### Data to process
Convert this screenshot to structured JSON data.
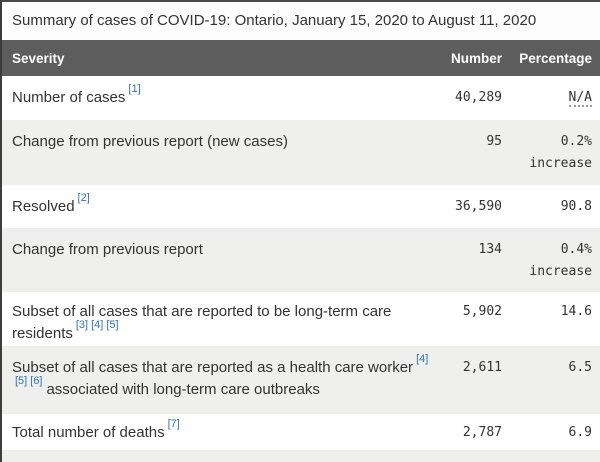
{
  "title": "Summary of cases of COVID-19: Ontario, January 15, 2020 to August 11, 2020",
  "table": {
    "header": {
      "severity": "Severity",
      "number": "Number",
      "percentage": "Percentage"
    },
    "rows": [
      {
        "label": "Number of cases",
        "footnotes": [
          "[1]"
        ],
        "label_suffix": "",
        "number": "40,289",
        "percentage": "N/A",
        "percentage_line2": "",
        "na_abbr": true
      },
      {
        "label": "Change from previous report (new cases)",
        "footnotes": [],
        "label_suffix": "",
        "number": "95",
        "percentage": "0.2%",
        "percentage_line2": "increase",
        "na_abbr": false
      },
      {
        "label": "Resolved",
        "footnotes": [
          "[2]"
        ],
        "label_suffix": "",
        "number": "36,590",
        "percentage": "90.8",
        "percentage_line2": "",
        "na_abbr": false
      },
      {
        "label": "Change from previous report",
        "footnotes": [],
        "label_suffix": "",
        "number": "134",
        "percentage": "0.4%",
        "percentage_line2": "increase",
        "na_abbr": false
      },
      {
        "label": "Subset of all cases that are reported to be long-term care residents",
        "footnotes": [
          "[3]",
          "[4]",
          "[5]"
        ],
        "label_suffix": "",
        "number": "5,902",
        "percentage": "14.6",
        "percentage_line2": "",
        "na_abbr": false
      },
      {
        "label": "Subset of all cases that are reported as a health care worker",
        "footnotes": [
          "[4]",
          "[5]",
          "[6]"
        ],
        "label_suffix": "associated with long-term care outbreaks",
        "number": "2,611",
        "percentage": "6.5",
        "percentage_line2": "",
        "na_abbr": false
      },
      {
        "label": "Total number of deaths",
        "footnotes": [
          "[7]"
        ],
        "label_suffix": "",
        "number": "2,787",
        "percentage": "6.9",
        "percentage_line2": "",
        "na_abbr": false
      }
    ]
  },
  "colors": {
    "header_bg": "#5d5d5d",
    "header_text": "#ffffff",
    "row_alt_bg": "#efefee",
    "body_text": "#333333",
    "footnote_link": "#2e77bb",
    "abbr_dotted_underline": "#9a9a9a",
    "outer_border": "#3d3d3d"
  }
}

### Exercise goal
Strip the images and reproduce the remaining records precisely.

### Final answer
Convert this screenshot to structured JSON data.
{
  "title": "Summary of cases of COVID-19: Ontario, January 15, 2020 to August 11, 2020",
  "table": {
    "header": {
      "severity": "Severity",
      "number": "Number",
      "percentage": "Percentage"
    },
    "rows": [
      {
        "label": "Number of cases",
        "footnotes": [
          "[1]"
        ],
        "label_suffix": "",
        "number": "40,289",
        "percentage": "N/A",
        "percentage_line2": "",
        "na_abbr": true
      },
      {
        "label": "Change from previous report (new cases)",
        "footnotes": [],
        "label_suffix": "",
        "number": "95",
        "percentage": "0.2%",
        "percentage_line2": "increase",
        "na_abbr": false
      },
      {
        "label": "Resolved",
        "footnotes": [
          "[2]"
        ],
        "label_suffix": "",
        "number": "36,590",
        "percentage": "90.8",
        "percentage_line2": "",
        "na_abbr": false
      },
      {
        "label": "Change from previous report",
        "footnotes": [],
        "label_suffix": "",
        "number": "134",
        "percentage": "0.4%",
        "percentage_line2": "increase",
        "na_abbr": false
      },
      {
        "label": "Subset of all cases that are reported to be long-term care residents",
        "footnotes": [
          "[3]",
          "[4]",
          "[5]"
        ],
        "label_suffix": "",
        "number": "5,902",
        "percentage": "14.6",
        "percentage_line2": "",
        "na_abbr": false
      },
      {
        "label": "Subset of all cases that are reported as a health care worker",
        "footnotes": [
          "[4]",
          "[5]",
          "[6]"
        ],
        "label_suffix": "associated with long-term care outbreaks",
        "number": "2,611",
        "percentage": "6.5",
        "percentage_line2": "",
        "na_abbr": false
      },
      {
        "label": "Total number of deaths",
        "footnotes": [
          "[7]"
        ],
        "label_suffix": "",
        "number": "2,787",
        "percentage": "6.9",
        "percentage_line2": "",
        "na_abbr": false
      }
    ]
  },
  "colors": {
    "header_bg": "#5d5d5d",
    "header_text": "#ffffff",
    "row_alt_bg": "#efefee",
    "body_text": "#333333",
    "footnote_link": "#2e77bb",
    "abbr_dotted_underline": "#9a9a9a",
    "outer_border": "#3d3d3d"
  }
}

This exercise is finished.